◆ **EXERCISE DESCRIPTION**: Copy out the data below as written; omit any images.

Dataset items
____________________
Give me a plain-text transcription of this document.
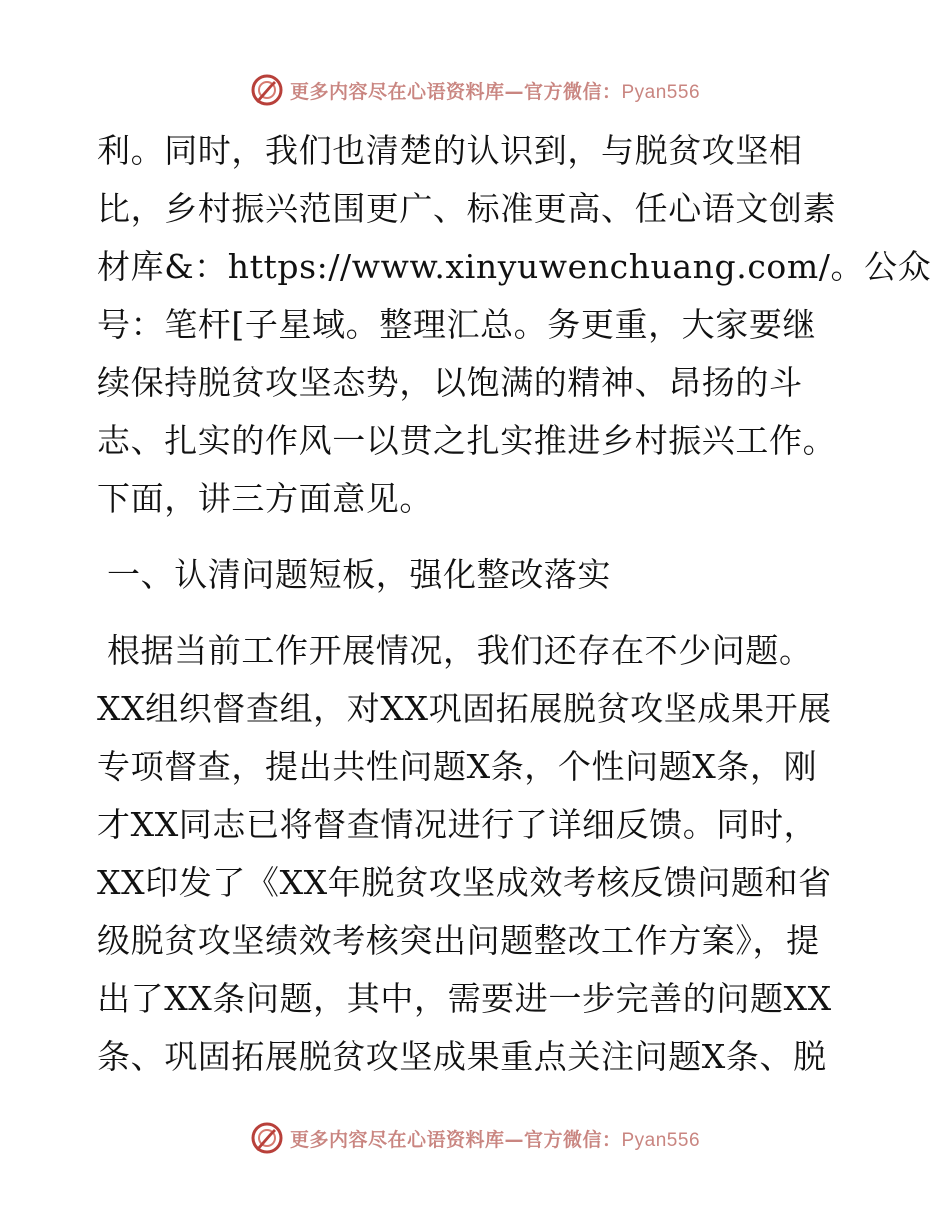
更多内容尽在心语资料库—官方微信：Pyan556
利。同时，我们也清楚的认识到，与脱贫攻坚相
比，乡村振兴范围更广、标准更高、任心语文创素
材库&：https://www.xinyuwenchuang.com/。公众
号：笔杆[子星域。整理汇总。务更重，大家要继
续保持脱贫攻坚态势，以饱满的精神、昂扬的斗
志、扎实的作风一以贯之扎实推进乡村振兴工作。
下面，讲三方面意见。
一、认清问题短板，强化整改落实
根据当前工作开展情况，我们还存在不少问题。
XX组织督查组，对XX巩固拓展脱贫攻坚成果开展
专项督查，提出共性问题X条，个性问题X条，刚
才XX同志已将督查情况进行了详细反馈。同时，
XX印发了《XX年脱贫攻坚成效考核反馈问题和省
级脱贫攻坚绩效考核突出问题整改工作方案》，提
出了XX条问题，其中，需要进一步完善的问题XX
条、巩固拓展脱贫攻坚成果重点关注问题X条、脱
更多内容尽在心语资料库—官方微信：Pyan556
____________________
◆ **RESPONSE**:
Give me a plain-text transcription of this document.
更多内容尽在心语资料库—官方微信：Pyan556
利。同时，我们也清楚的认识到，与脱贫攻坚相
比，乡村振兴范围更广、标准更高、任心语文创素
材库&：https://www.xinyuwenchuang.com/。公众
号：笔杆[子星域。整理汇总。务更重，大家要继
续保持脱贫攻坚态势，以饱满的精神、昂扬的斗
志、扎实的作风一以贯之扎实推进乡村振兴工作。
下面，讲三方面意见。
一、认清问题短板，强化整改落实
根据当前工作开展情况，我们还存在不少问题。
XX组织督查组，对XX巩固拓展脱贫攻坚成果开展
专项督查，提出共性问题X条，个性问题X条，刚
才XX同志已将督查情况进行了详细反馈。同时，
XX印发了《XX年脱贫攻坚成效考核反馈问题和省
级脱贫攻坚绩效考核突出问题整改工作方案》，提
出了XX条问题，其中，需要进一步完善的问题XX
条、巩固拓展脱贫攻坚成果重点关注问题X条、脱
更多内容尽在心语资料库—官方微信：Pyan556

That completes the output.